Stored data entries –
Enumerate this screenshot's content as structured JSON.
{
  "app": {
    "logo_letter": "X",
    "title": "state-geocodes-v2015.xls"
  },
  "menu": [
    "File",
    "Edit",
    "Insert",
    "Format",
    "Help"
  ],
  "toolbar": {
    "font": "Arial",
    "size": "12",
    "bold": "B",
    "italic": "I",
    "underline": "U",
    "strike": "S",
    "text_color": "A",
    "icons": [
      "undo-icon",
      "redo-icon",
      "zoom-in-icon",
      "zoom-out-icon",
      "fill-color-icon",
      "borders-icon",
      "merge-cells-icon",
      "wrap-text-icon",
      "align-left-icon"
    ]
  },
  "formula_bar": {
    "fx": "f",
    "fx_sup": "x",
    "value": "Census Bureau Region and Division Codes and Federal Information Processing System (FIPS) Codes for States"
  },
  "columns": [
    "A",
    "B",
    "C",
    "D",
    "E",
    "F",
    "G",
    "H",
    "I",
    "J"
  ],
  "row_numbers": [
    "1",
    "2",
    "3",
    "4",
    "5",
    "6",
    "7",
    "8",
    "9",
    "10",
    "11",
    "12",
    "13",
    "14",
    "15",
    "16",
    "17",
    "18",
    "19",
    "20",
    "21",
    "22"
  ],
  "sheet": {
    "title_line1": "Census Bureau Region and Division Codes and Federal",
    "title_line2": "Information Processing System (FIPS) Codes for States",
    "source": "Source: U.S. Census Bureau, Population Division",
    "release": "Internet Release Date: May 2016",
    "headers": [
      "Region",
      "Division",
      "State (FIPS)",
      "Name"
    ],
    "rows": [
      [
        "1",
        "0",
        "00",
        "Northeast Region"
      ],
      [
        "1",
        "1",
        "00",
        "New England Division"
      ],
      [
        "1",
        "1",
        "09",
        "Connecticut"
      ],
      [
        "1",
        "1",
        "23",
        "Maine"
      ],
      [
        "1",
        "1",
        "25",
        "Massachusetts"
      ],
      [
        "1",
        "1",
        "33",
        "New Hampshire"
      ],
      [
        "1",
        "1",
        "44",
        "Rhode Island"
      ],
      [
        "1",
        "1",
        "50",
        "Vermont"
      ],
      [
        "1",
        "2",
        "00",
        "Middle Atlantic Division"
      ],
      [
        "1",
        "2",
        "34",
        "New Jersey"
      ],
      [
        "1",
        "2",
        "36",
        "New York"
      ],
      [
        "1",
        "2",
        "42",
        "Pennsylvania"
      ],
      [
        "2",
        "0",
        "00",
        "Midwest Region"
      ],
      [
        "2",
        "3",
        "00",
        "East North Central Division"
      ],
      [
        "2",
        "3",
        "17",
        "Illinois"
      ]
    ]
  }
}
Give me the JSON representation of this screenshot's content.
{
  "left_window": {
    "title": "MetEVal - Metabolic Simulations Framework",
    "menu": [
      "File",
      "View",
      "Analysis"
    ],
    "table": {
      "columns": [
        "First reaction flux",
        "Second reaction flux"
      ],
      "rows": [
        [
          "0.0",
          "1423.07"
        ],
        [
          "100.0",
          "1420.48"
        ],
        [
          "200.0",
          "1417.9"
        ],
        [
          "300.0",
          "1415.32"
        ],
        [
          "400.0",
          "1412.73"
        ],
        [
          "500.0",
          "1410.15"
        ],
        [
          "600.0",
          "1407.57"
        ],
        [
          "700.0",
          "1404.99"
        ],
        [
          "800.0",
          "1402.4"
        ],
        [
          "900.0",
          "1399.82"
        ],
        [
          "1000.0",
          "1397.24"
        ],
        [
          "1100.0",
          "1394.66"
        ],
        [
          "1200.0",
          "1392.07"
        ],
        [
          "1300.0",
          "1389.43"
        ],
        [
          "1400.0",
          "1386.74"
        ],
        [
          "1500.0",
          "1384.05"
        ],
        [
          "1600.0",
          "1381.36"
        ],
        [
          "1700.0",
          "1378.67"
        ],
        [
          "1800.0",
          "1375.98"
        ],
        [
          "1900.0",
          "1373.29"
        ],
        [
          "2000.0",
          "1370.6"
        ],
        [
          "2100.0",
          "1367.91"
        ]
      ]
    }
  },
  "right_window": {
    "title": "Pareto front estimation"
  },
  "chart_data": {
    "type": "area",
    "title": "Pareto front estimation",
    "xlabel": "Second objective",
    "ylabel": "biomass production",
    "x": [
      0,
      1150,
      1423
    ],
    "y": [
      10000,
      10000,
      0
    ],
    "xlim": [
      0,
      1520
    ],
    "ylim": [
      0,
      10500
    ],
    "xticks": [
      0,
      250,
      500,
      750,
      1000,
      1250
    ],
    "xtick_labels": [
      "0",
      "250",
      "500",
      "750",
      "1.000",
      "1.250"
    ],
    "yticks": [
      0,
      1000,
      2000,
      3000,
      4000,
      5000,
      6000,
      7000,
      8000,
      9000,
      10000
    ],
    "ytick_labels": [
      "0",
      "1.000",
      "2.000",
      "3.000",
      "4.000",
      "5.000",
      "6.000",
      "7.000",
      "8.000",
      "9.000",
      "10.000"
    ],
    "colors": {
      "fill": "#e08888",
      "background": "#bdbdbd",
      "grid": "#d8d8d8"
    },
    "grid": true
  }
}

AIM OF THE EXERCISE – Could you quote the material above in full, exactly as it stands?

FULL ANSWER –
Enumerate this screenshot's content as structured JSON.
{
  "app": {
    "logo_letter": "X",
    "title": "state-geocodes-v2015.xls"
  },
  "menu": [
    "File",
    "Edit",
    "Insert",
    "Format",
    "Help"
  ],
  "toolbar": {
    "font": "Arial",
    "size": "12",
    "bold": "B",
    "italic": "I",
    "underline": "U",
    "strike": "S",
    "text_color": "A",
    "icons": [
      "undo-icon",
      "redo-icon",
      "zoom-in-icon",
      "zoom-out-icon",
      "fill-color-icon",
      "borders-icon",
      "merge-cells-icon",
      "wrap-text-icon",
      "align-left-icon"
    ]
  },
  "formula_bar": {
    "fx": "f",
    "fx_sup": "x",
    "value": "Census Bureau Region and Division Codes and Federal Information Processing System (FIPS) Codes for States"
  },
  "columns": [
    "A",
    "B",
    "C",
    "D",
    "E",
    "F",
    "G",
    "H",
    "I",
    "J"
  ],
  "row_numbers": [
    "1",
    "2",
    "3",
    "4",
    "5",
    "6",
    "7",
    "8",
    "9",
    "10",
    "11",
    "12",
    "13",
    "14",
    "15",
    "16",
    "17",
    "18",
    "19",
    "20",
    "21",
    "22"
  ],
  "sheet": {
    "title_line1": "Census Bureau Region and Division Codes and Federal",
    "title_line2": "Information Processing System (FIPS) Codes for States",
    "source": "Source: U.S. Census Bureau, Population Division",
    "release": "Internet Release Date: May 2016",
    "headers": [
      "Region",
      "Division",
      "State (FIPS)",
      "Name"
    ],
    "rows": [
      [
        "1",
        "0",
        "00",
        "Northeast Region"
      ],
      [
        "1",
        "1",
        "00",
        "New England Division"
      ],
      [
        "1",
        "1",
        "09",
        "Connecticut"
      ],
      [
        "1",
        "1",
        "23",
        "Maine"
      ],
      [
        "1",
        "1",
        "25",
        "Massachusetts"
      ],
      [
        "1",
        "1",
        "33",
        "New Hampshire"
      ],
      [
        "1",
        "1",
        "44",
        "Rhode Island"
      ],
      [
        "1",
        "1",
        "50",
        "Vermont"
      ],
      [
        "1",
        "2",
        "00",
        "Middle Atlantic Division"
      ],
      [
        "1",
        "2",
        "34",
        "New Jersey"
      ],
      [
        "1",
        "2",
        "36",
        "New York"
      ],
      [
        "1",
        "2",
        "42",
        "Pennsylvania"
      ],
      [
        "2",
        "0",
        "00",
        "Midwest Region"
      ],
      [
        "2",
        "3",
        "00",
        "East North Central Division"
      ],
      [
        "2",
        "3",
        "17",
        "Illinois"
      ]
    ]
  }
}
Give me the JSON representation of this screenshot's content.
{
  "left_window": {
    "title": "MetEVal - Metabolic Simulations Framework",
    "menu": [
      "File",
      "View",
      "Analysis"
    ],
    "table": {
      "columns": [
        "First reaction flux",
        "Second reaction flux"
      ],
      "rows": [
        [
          "0.0",
          "1423.07"
        ],
        [
          "100.0",
          "1420.48"
        ],
        [
          "200.0",
          "1417.9"
        ],
        [
          "300.0",
          "1415.32"
        ],
        [
          "400.0",
          "1412.73"
        ],
        [
          "500.0",
          "1410.15"
        ],
        [
          "600.0",
          "1407.57"
        ],
        [
          "700.0",
          "1404.99"
        ],
        [
          "800.0",
          "1402.4"
        ],
        [
          "900.0",
          "1399.82"
        ],
        [
          "1000.0",
          "1397.24"
        ],
        [
          "1100.0",
          "1394.66"
        ],
        [
          "1200.0",
          "1392.07"
        ],
        [
          "1300.0",
          "1389.43"
        ],
        [
          "1400.0",
          "1386.74"
        ],
        [
          "1500.0",
          "1384.05"
        ],
        [
          "1600.0",
          "1381.36"
        ],
        [
          "1700.0",
          "1378.67"
        ],
        [
          "1800.0",
          "1375.98"
        ],
        [
          "1900.0",
          "1373.29"
        ],
        [
          "2000.0",
          "1370.6"
        ],
        [
          "2100.0",
          "1367.91"
        ]
      ]
    }
  },
  "right_window": {
    "title": "Pareto front estimation"
  },
  "chart_data": {
    "type": "area",
    "title": "Pareto front estimation",
    "xlabel": "Second objective",
    "ylabel": "biomass production",
    "x": [
      0,
      1150,
      1423
    ],
    "y": [
      10000,
      10000,
      0
    ],
    "xlim": [
      0,
      1520
    ],
    "ylim": [
      0,
      10500
    ],
    "xticks": [
      0,
      250,
      500,
      750,
      1000,
      1250
    ],
    "xtick_labels": [
      "0",
      "250",
      "500",
      "750",
      "1.000",
      "1.250"
    ],
    "yticks": [
      0,
      1000,
      2000,
      3000,
      4000,
      5000,
      6000,
      7000,
      8000,
      9000,
      10000
    ],
    "ytick_labels": [
      "0",
      "1.000",
      "2.000",
      "3.000",
      "4.000",
      "5.000",
      "6.000",
      "7.000",
      "8.000",
      "9.000",
      "10.000"
    ],
    "colors": {
      "fill": "#e08888",
      "background": "#bdbdbd",
      "grid": "#d8d8d8"
    },
    "grid": true
  }
}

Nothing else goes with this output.